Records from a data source

■ ■ ■ ■ ■ ■ ■

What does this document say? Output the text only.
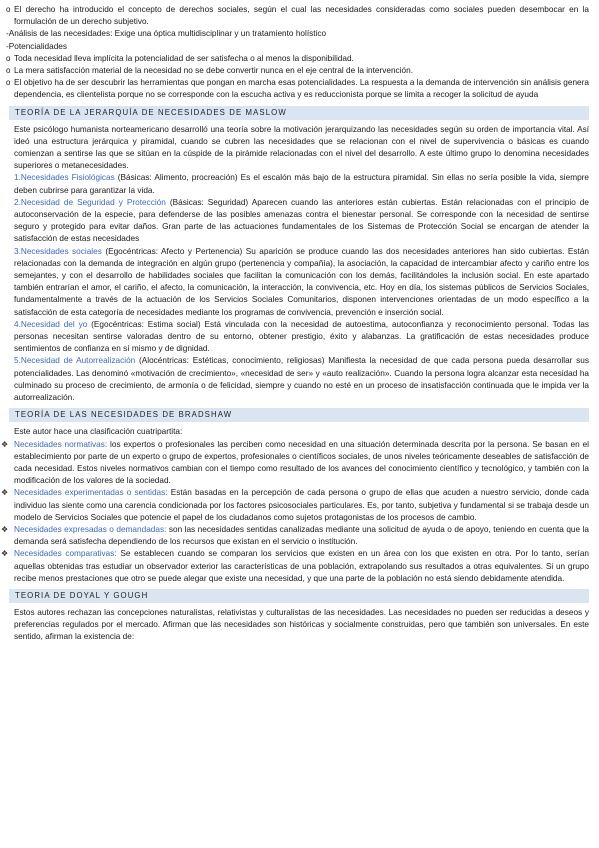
o El derecho ha introducido el concepto de derechos sociales, según el cual las necesidades consideradas como sociales pueden desembocar en la formulación de un derecho subjetivo.
-Análisis de las necesidades: Exige una óptica multidisciplinar y un tratamiento holístico
-Potencialidades
o Toda necesidad lleva implícita la potencialidad de ser satisfecha o al menos la disponibilidad.
o La mera satisfacción material de la necesidad no se debe convertir nunca en el eje central de la intervención.
o El objetivo ha de ser descubrir las herramientas que pongan en marcha esas potencialidades. La respuesta a la demanda de intervención sin análisis genera dependencia, es clientelista porque no se corresponde con la escucha activa y es reduccionista porque se limita a recoger la solicitud de ayuda
TEORÍA DE LA JERARQUÍA DE NECESIDADES DE MASLOW
Este psicólogo humanista norteamericano desarrolló una teoría sobre la motivación jerarquizando las necesidades según su orden de importancia vital. Así ideó una estructura jerárquica y piramidal, cuando se cubren las necesidades que se relacionan con el nivel de supervivencia o básicas es cuando comienzan a sentirse las que se sitúan en la cúspide de la pirámide relacionadas con el nivel del desarrollo. A este último grupo lo denomina necesidades superiores o metanecesidades.
1.Necesidades Fisiológicas (Básicas: Alimento, procreación) Es el escalón más bajo de la estructura piramidal. Sin ellas no sería posible la vida, siempre deben cubrirse para garantizar la vida.
2.Necesidad de Seguridad y Protección (Básicas: Seguridad) Aparecen cuando las anteriores están cubiertas. Están relacionadas con el principio de autoconservación de la especie, para defenderse de las posibles amenazas contra el bienestar personal. Se corresponde con la necesidad de sentirse seguro y protegido para evitar daños. Gran parte de las actuaciones fundamentales de los Sistemas de Protección Social se encargan de atender la satisfacción de estas necesidades
3.Necesidades sociales (Egocéntricas: Afecto y Pertenencia) Su aparición se produce cuando las dos necesidades anteriores han sido cubiertas. Están relacionadas con la demanda de integración en algún grupo (pertenencia y compañía), la asociación, la capacidad de intercambiar afecto y cariño entre los semejantes, y con el desarrollo de habilidades sociales que facilitan la comunicación con los demás, facilitándoles la inclusión social. En este apartado también entrarían el amor, el cariño, el afecto, la comunicación, la interacción, la convivencia, etc. Hoy en día, los sistemas públicos de Servicios Sociales, fundamentalmente a través de la actuación de los Servicios Sociales Comunitarios, disponen intervenciones orientadas de un modo específico a la satisfacción de esta categoría de necesidades mediante los programas de convivencia, prevención e inserción social.
4.Necesidad del yo (Egocéntricas: Estima social) Está vinculada con la necesidad de autoestima, autoconfianza y reconocimiento personal. Todas las personas necesitan sentirse valoradas dentro de su entorno, obtener prestigio, éxito y alabanzas. La gratificación de estas necesidades produce sentimientos de confianza en sí mismo y de dignidad.
5.Necesidad de Autorrealización (Alocéntricas: Estéticas, conocimiento, religiosas) Manifiesta la necesidad de que cada persona pueda desarrollar sus potencialidades. Las denominó «motivación de crecimiento», «necesidad de ser» y «auto realización». Cuando la persona logra alcanzar esta necesidad ha culminado su proceso de crecimiento, de armonía o de felicidad, siempre y cuando no esté en un proceso de insatisfacción continuada que le impida ver la autorrealización.
TEORÍA DE LAS NECESIDADES DE BRADSHAW
Este autor hace una clasificación cuatripartita:
❖ Necesidades normativas: los expertos o profesionales las perciben como necesidad en una situación determinada descrita por la persona. Se basan en el establecimiento por parte de un experto o grupo de expertos, profesionales o científicos sociales, de unos niveles teóricamente deseables de satisfacción de cada necesidad. Estos niveles normativos cambian con el tiempo como resultado de los avances del conocimiento científico y tecnológico, y también con la modificación de los valores de la sociedad.
❖ Necesidades experimentadas o sentidas: Están basadas en la percepción de cada persona o grupo de ellas que acuden a nuestro servicio, donde cada individuo las siente como una carencia condicionada por los factores psicosociales particulares. Es, por tanto, subjetiva y fundamental si se trabaja desde un modelo de Servicios Sociales que potencie el papel de los ciudadanos como sujetos protagonistas de los procesos de cambio.
❖ Necesidades expresadas o demandadas: son las necesidades sentidas canalizadas mediante una solicitud de ayuda o de apoyo, teniendo en cuenta que la demanda será satisfecha dependiendo de los recursos que existan en el servicio o institución.
❖ Necesidades comparativas: Se establecen cuando se comparan los servicios que existen en un área con los que existen en otra. Por lo tanto, serían aquellas obtenidas tras estudiar un observador exterior las características de una población, extrapolando sus resultados a otras equivalentes. Si un grupo recibe menos prestaciones que otro se puede alegar que existe una necesidad, y que una parte de la población no está siendo debidamente atendida.
TEORIA DE DOYAL Y GOUGH
Estos autores rechazan las concepciones naturalistas, relativistas y culturalistas de las necesidades. Las necesidades no pueden ser reducidas a deseos y preferencias regulados por el mercado. Afirman que las necesidades son históricas y socialmente construidas, pero que también son universales. En este sentido, afirman la existencia de:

■ ■ ■ ■ ■ ■ ■

Aim →
Select every line above that contains the word "parte", and copy it.

Written answer →
2.Necesidad de Seguridad y Protección (Básicas: Seguridad) Aparecen cuando las anteriores están cubiertas. Están relacionadas con el principio de autoconservación de la especie, para defenderse de las posibles amenazas contra el bienestar personal. Se corresponde con la necesidad de sentirse seguro y protegido para evitar daños. Gran parte de las actuaciones fundamentales de los Sistemas de Protección Social se encargan de atender la satisfacción de estas necesidades
❖ Necesidades normativas: los expertos o profesionales las perciben como necesidad en una situación determinada descrita por la persona. Se basan en el establecimiento por parte de un experto o grupo de expertos, profesionales o científicos sociales, de unos niveles teóricamente deseables de satisfacción de cada necesidad. Estos niveles normativos cambian con el tiempo como resultado de los avances del conocimiento científico y tecnológico, y también con la modificación de los valores de la sociedad.
❖ Necesidades comparativas: Se establecen cuando se comparan los servicios que existen en un área con los que existen en otra. Por lo tanto, serían aquellas obtenidas tras estudiar un observador exterior las características de una población, extrapolando sus resultados a otras equivalentes. Si un grupo recibe menos prestaciones que otro se puede alegar que existe una necesidad, y que una parte de la población no está siendo debidamente atendida.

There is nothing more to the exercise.